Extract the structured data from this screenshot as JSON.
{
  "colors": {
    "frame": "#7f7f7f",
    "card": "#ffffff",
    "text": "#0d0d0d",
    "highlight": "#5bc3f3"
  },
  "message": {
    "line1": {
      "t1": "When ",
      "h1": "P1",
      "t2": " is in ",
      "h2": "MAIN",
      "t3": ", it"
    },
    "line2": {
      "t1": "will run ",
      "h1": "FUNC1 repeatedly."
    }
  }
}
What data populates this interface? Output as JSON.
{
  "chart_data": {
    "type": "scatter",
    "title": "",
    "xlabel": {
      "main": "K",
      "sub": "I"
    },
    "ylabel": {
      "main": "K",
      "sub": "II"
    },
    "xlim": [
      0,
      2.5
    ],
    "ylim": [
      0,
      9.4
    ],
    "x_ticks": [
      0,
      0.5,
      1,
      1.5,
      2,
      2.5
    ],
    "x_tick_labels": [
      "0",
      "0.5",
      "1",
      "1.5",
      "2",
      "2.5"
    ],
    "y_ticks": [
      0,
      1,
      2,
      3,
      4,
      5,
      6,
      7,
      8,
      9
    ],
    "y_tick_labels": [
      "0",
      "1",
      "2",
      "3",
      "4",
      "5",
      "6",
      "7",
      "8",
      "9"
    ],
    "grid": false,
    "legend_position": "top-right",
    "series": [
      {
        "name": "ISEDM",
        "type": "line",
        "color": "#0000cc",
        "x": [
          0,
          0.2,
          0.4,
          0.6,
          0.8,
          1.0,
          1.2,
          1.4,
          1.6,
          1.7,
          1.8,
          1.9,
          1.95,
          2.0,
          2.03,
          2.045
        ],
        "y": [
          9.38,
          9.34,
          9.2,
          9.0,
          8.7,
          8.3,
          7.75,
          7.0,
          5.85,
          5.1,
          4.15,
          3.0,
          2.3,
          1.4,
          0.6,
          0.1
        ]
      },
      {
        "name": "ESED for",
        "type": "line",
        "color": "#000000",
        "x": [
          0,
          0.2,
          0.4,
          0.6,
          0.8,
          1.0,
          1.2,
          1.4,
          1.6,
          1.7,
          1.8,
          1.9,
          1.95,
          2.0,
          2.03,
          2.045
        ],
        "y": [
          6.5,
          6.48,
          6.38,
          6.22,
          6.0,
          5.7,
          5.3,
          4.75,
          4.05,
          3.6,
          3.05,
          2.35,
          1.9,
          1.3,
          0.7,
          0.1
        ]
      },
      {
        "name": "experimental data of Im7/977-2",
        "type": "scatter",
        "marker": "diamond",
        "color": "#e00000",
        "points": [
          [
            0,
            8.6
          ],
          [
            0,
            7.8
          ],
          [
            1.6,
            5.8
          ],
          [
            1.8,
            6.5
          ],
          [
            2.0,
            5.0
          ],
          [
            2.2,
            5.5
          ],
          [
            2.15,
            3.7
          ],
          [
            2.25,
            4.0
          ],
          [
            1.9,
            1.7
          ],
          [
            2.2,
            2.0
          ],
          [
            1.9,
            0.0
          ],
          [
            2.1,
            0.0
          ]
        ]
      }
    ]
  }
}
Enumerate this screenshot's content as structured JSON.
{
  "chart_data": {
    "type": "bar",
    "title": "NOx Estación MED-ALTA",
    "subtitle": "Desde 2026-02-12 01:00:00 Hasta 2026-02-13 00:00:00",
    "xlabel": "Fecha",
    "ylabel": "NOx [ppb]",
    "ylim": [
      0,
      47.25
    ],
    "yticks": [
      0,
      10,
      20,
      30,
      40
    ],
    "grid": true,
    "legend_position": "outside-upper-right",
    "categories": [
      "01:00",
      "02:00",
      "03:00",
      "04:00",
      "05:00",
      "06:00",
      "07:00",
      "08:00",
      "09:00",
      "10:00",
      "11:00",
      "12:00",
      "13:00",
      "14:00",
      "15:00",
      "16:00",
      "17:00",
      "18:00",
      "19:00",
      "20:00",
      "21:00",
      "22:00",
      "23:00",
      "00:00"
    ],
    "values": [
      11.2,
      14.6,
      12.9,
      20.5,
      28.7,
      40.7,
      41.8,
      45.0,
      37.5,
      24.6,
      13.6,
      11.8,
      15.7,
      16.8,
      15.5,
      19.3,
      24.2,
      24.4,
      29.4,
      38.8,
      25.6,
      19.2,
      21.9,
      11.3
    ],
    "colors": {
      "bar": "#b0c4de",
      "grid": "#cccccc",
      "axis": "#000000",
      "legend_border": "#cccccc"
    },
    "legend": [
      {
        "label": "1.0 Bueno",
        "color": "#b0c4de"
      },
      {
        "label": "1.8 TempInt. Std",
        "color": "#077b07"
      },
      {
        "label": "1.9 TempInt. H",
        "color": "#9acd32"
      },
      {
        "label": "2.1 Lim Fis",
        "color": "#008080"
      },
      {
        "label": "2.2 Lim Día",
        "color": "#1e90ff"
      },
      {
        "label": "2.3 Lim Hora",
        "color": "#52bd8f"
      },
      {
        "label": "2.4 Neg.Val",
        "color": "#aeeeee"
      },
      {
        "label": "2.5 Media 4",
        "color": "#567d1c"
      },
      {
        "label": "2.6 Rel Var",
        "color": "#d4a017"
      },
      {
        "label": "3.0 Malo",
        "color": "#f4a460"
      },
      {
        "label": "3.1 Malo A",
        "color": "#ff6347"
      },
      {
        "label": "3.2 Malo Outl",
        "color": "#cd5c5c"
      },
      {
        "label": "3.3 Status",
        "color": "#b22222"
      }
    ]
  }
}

§ WORK TO BE COMPLETED
Take the entries above and transcribe them in full.

§ WRITTEN REPLY
Extract the structured data from this screenshot as JSON.
{
  "colors": {
    "frame": "#7f7f7f",
    "card": "#ffffff",
    "text": "#0d0d0d",
    "highlight": "#5bc3f3"
  },
  "message": {
    "line1": {
      "t1": "When ",
      "h1": "P1",
      "t2": " is in ",
      "h2": "MAIN",
      "t3": ", it"
    },
    "line2": {
      "t1": "will run ",
      "h1": "FUNC1 repeatedly."
    }
  }
}
What data populates this interface? Output as JSON.
{
  "chart_data": {
    "type": "scatter",
    "title": "",
    "xlabel": {
      "main": "K",
      "sub": "I"
    },
    "ylabel": {
      "main": "K",
      "sub": "II"
    },
    "xlim": [
      0,
      2.5
    ],
    "ylim": [
      0,
      9.4
    ],
    "x_ticks": [
      0,
      0.5,
      1,
      1.5,
      2,
      2.5
    ],
    "x_tick_labels": [
      "0",
      "0.5",
      "1",
      "1.5",
      "2",
      "2.5"
    ],
    "y_ticks": [
      0,
      1,
      2,
      3,
      4,
      5,
      6,
      7,
      8,
      9
    ],
    "y_tick_labels": [
      "0",
      "1",
      "2",
      "3",
      "4",
      "5",
      "6",
      "7",
      "8",
      "9"
    ],
    "grid": false,
    "legend_position": "top-right",
    "series": [
      {
        "name": "ISEDM",
        "type": "line",
        "color": "#0000cc",
        "x": [
          0,
          0.2,
          0.4,
          0.6,
          0.8,
          1.0,
          1.2,
          1.4,
          1.6,
          1.7,
          1.8,
          1.9,
          1.95,
          2.0,
          2.03,
          2.045
        ],
        "y": [
          9.38,
          9.34,
          9.2,
          9.0,
          8.7,
          8.3,
          7.75,
          7.0,
          5.85,
          5.1,
          4.15,
          3.0,
          2.3,
          1.4,
          0.6,
          0.1
        ]
      },
      {
        "name": "ESED for",
        "type": "line",
        "color": "#000000",
        "x": [
          0,
          0.2,
          0.4,
          0.6,
          0.8,
          1.0,
          1.2,
          1.4,
          1.6,
          1.7,
          1.8,
          1.9,
          1.95,
          2.0,
          2.03,
          2.045
        ],
        "y": [
          6.5,
          6.48,
          6.38,
          6.22,
          6.0,
          5.7,
          5.3,
          4.75,
          4.05,
          3.6,
          3.05,
          2.35,
          1.9,
          1.3,
          0.7,
          0.1
        ]
      },
      {
        "name": "experimental data of Im7/977-2",
        "type": "scatter",
        "marker": "diamond",
        "color": "#e00000",
        "points": [
          [
            0,
            8.6
          ],
          [
            0,
            7.8
          ],
          [
            1.6,
            5.8
          ],
          [
            1.8,
            6.5
          ],
          [
            2.0,
            5.0
          ],
          [
            2.2,
            5.5
          ],
          [
            2.15,
            3.7
          ],
          [
            2.25,
            4.0
          ],
          [
            1.9,
            1.7
          ],
          [
            2.2,
            2.0
          ],
          [
            1.9,
            0.0
          ],
          [
            2.1,
            0.0
          ]
        ]
      }
    ]
  }
}
Enumerate this screenshot's content as structured JSON.
{
  "chart_data": {
    "type": "bar",
    "title": "NOx Estación MED-ALTA",
    "subtitle": "Desde 2026-02-12 01:00:00 Hasta 2026-02-13 00:00:00",
    "xlabel": "Fecha",
    "ylabel": "NOx [ppb]",
    "ylim": [
      0,
      47.25
    ],
    "yticks": [
      0,
      10,
      20,
      30,
      40
    ],
    "grid": true,
    "legend_position": "outside-upper-right",
    "categories": [
      "01:00",
      "02:00",
      "03:00",
      "04:00",
      "05:00",
      "06:00",
      "07:00",
      "08:00",
      "09:00",
      "10:00",
      "11:00",
      "12:00",
      "13:00",
      "14:00",
      "15:00",
      "16:00",
      "17:00",
      "18:00",
      "19:00",
      "20:00",
      "21:00",
      "22:00",
      "23:00",
      "00:00"
    ],
    "values": [
      11.2,
      14.6,
      12.9,
      20.5,
      28.7,
      40.7,
      41.8,
      45.0,
      37.5,
      24.6,
      13.6,
      11.8,
      15.7,
      16.8,
      15.5,
      19.3,
      24.2,
      24.4,
      29.4,
      38.8,
      25.6,
      19.2,
      21.9,
      11.3
    ],
    "colors": {
      "bar": "#b0c4de",
      "grid": "#cccccc",
      "axis": "#000000",
      "legend_border": "#cccccc"
    },
    "legend": [
      {
        "label": "1.0 Bueno",
        "color": "#b0c4de"
      },
      {
        "label": "1.8 TempInt. Std",
        "color": "#077b07"
      },
      {
        "label": "1.9 TempInt. H",
        "color": "#9acd32"
      },
      {
        "label": "2.1 Lim Fis",
        "color": "#008080"
      },
      {
        "label": "2.2 Lim Día",
        "color": "#1e90ff"
      },
      {
        "label": "2.3 Lim Hora",
        "color": "#52bd8f"
      },
      {
        "label": "2.4 Neg.Val",
        "color": "#aeeeee"
      },
      {
        "label": "2.5 Media 4",
        "color": "#567d1c"
      },
      {
        "label": "2.6 Rel Var",
        "color": "#d4a017"
      },
      {
        "label": "3.0 Malo",
        "color": "#f4a460"
      },
      {
        "label": "3.1 Malo A",
        "color": "#ff6347"
      },
      {
        "label": "3.2 Malo Outl",
        "color": "#cd5c5c"
      },
      {
        "label": "3.3 Status",
        "color": "#b22222"
      }
    ]
  }
}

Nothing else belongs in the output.